### EXERCISE TASK
Emit the data below verbatim, stripping out any pictures.

### DATA SUPPLIED
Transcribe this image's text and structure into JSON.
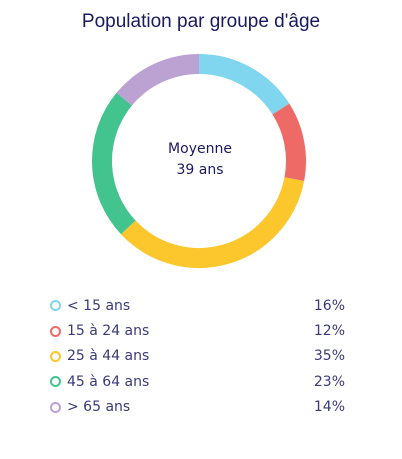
{
  "chart_data": {
    "type": "pie",
    "variant": "donut",
    "title": "Population par groupe d'âge",
    "center_label": "Moyenne",
    "center_value": "39 ans",
    "categories": [
      "< 15 ans",
      "15 à 24 ans",
      "25 à 44 ans",
      "45 à 64 ans",
      "> 65 ans"
    ],
    "values": [
      16,
      12,
      35,
      23,
      14
    ],
    "value_labels": [
      "16%",
      "12%",
      "35%",
      "23%",
      "14%"
    ],
    "colors": [
      "#7fd6ee",
      "#ee6a66",
      "#fcc62d",
      "#43c48f",
      "#bba2d3"
    ],
    "legend_position": "bottom"
  }
}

### EXERCISE OUTPUT
Transcribe this image's text and structure into JSON.
{
  "chart_data": {
    "type": "pie",
    "variant": "donut",
    "title": "Population par groupe d'âge",
    "center_label": "Moyenne",
    "center_value": "39 ans",
    "categories": [
      "< 15 ans",
      "15 à 24 ans",
      "25 à 44 ans",
      "45 à 64 ans",
      "> 65 ans"
    ],
    "values": [
      16,
      12,
      35,
      23,
      14
    ],
    "value_labels": [
      "16%",
      "12%",
      "35%",
      "23%",
      "14%"
    ],
    "colors": [
      "#7fd6ee",
      "#ee6a66",
      "#fcc62d",
      "#43c48f",
      "#bba2d3"
    ],
    "legend_position": "bottom"
  }
}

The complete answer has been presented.